AIM: Check every line of the entries for "resistance", and copy the lines that hold it.

ROWS:
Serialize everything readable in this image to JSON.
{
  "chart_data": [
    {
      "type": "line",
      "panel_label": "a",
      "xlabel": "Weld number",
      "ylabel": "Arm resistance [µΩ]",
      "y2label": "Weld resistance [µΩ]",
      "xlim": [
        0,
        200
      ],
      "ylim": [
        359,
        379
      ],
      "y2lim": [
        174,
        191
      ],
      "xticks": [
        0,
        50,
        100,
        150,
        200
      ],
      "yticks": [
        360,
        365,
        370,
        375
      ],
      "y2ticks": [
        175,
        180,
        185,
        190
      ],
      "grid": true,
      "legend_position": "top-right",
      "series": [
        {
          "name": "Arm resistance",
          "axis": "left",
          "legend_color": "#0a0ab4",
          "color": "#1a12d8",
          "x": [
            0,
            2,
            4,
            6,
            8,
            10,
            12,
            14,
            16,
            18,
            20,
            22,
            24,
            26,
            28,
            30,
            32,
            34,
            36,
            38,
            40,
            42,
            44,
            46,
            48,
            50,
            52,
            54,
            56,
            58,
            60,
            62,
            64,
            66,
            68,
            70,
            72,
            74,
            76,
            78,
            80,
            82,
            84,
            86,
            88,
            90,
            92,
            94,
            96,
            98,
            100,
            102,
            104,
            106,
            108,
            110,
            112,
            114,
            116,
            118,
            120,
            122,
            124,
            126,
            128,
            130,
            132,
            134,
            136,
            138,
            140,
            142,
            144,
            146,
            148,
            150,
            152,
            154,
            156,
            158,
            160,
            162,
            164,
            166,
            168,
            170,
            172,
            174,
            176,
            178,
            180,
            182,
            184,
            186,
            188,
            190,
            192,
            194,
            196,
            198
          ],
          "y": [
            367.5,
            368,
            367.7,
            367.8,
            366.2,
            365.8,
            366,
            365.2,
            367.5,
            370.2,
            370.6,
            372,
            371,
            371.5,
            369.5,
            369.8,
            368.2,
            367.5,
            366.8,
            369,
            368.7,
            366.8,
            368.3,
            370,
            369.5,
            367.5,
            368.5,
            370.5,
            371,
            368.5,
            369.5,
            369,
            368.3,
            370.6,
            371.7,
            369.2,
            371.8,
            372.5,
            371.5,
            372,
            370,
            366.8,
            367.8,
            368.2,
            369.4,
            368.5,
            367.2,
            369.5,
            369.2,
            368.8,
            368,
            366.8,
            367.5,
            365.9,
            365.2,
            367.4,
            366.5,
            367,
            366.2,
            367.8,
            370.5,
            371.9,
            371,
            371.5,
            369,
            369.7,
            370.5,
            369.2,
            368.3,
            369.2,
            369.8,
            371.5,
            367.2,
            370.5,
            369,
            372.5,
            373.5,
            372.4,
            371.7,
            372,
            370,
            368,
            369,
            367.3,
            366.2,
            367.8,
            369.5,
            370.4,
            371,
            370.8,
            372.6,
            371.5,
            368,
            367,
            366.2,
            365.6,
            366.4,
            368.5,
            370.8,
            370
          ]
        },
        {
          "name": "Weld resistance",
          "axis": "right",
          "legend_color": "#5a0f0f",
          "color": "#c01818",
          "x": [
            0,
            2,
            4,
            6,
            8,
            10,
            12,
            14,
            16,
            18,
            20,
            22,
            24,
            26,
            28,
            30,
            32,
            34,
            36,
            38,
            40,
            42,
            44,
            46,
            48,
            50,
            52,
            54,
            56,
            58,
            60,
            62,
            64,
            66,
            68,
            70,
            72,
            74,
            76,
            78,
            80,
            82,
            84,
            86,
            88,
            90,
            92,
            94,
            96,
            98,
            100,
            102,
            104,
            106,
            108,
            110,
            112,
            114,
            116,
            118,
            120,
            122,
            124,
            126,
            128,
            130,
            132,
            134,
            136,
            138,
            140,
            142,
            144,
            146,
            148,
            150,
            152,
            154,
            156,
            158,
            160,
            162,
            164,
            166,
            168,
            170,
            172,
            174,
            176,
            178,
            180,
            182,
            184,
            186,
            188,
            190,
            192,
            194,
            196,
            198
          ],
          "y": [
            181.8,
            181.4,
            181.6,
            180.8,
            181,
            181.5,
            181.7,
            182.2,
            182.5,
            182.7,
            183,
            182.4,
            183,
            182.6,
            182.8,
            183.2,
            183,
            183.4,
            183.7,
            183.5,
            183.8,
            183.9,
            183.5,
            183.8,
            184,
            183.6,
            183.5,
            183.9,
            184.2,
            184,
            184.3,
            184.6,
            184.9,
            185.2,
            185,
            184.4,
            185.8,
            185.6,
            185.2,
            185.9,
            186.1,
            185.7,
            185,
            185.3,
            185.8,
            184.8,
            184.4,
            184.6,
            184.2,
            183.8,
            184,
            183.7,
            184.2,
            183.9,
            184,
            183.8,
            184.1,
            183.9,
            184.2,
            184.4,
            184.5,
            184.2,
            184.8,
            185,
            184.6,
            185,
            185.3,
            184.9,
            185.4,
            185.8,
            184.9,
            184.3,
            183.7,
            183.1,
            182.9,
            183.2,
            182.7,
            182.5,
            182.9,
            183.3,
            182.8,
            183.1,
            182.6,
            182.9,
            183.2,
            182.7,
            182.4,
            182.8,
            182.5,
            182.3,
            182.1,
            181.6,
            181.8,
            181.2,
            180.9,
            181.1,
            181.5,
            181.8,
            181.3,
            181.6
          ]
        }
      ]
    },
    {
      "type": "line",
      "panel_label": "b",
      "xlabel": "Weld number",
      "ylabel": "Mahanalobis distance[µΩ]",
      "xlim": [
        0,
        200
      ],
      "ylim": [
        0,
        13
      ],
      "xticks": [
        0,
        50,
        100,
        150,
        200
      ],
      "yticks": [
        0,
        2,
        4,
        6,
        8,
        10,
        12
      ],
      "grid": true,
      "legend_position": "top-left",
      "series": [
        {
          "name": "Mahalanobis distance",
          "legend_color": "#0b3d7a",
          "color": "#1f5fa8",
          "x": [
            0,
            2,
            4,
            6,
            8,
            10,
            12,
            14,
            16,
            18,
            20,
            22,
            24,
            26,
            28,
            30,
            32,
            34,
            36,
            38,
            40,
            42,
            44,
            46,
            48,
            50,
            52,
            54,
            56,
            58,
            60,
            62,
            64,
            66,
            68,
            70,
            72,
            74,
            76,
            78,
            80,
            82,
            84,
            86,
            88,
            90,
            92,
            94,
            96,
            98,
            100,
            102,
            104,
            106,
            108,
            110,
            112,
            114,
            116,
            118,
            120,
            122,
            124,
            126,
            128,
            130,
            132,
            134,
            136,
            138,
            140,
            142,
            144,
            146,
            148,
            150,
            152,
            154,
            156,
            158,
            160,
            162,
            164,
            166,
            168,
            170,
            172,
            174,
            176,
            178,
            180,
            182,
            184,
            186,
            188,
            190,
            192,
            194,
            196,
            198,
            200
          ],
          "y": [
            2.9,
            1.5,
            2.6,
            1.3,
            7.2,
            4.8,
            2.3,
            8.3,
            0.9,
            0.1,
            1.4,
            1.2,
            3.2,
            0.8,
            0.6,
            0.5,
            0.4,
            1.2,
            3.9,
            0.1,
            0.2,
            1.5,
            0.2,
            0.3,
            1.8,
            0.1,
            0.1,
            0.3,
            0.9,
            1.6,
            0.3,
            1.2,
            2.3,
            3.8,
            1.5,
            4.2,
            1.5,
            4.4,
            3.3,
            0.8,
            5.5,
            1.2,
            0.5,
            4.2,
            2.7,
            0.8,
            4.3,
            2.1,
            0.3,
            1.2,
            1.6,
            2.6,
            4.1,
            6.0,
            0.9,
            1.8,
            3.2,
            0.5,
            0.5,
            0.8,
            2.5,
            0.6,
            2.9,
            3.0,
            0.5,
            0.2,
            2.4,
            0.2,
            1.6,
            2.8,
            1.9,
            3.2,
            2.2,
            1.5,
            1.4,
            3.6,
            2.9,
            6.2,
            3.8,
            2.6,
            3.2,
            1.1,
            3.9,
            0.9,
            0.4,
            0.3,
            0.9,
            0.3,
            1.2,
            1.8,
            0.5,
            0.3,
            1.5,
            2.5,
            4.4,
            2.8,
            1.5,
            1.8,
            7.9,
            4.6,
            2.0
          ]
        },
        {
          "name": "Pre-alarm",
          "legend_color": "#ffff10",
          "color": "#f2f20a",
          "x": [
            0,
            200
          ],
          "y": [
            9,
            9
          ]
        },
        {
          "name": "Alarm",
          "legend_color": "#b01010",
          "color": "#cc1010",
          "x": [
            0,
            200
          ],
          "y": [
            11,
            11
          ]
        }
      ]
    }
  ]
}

EXERCISE RESPONSE:
      "ylabel": "Arm resistance [µΩ]",
      "y2label": "Weld resistance [µΩ]",
          "name": "Arm resistance",
          "name": "Weld resistance",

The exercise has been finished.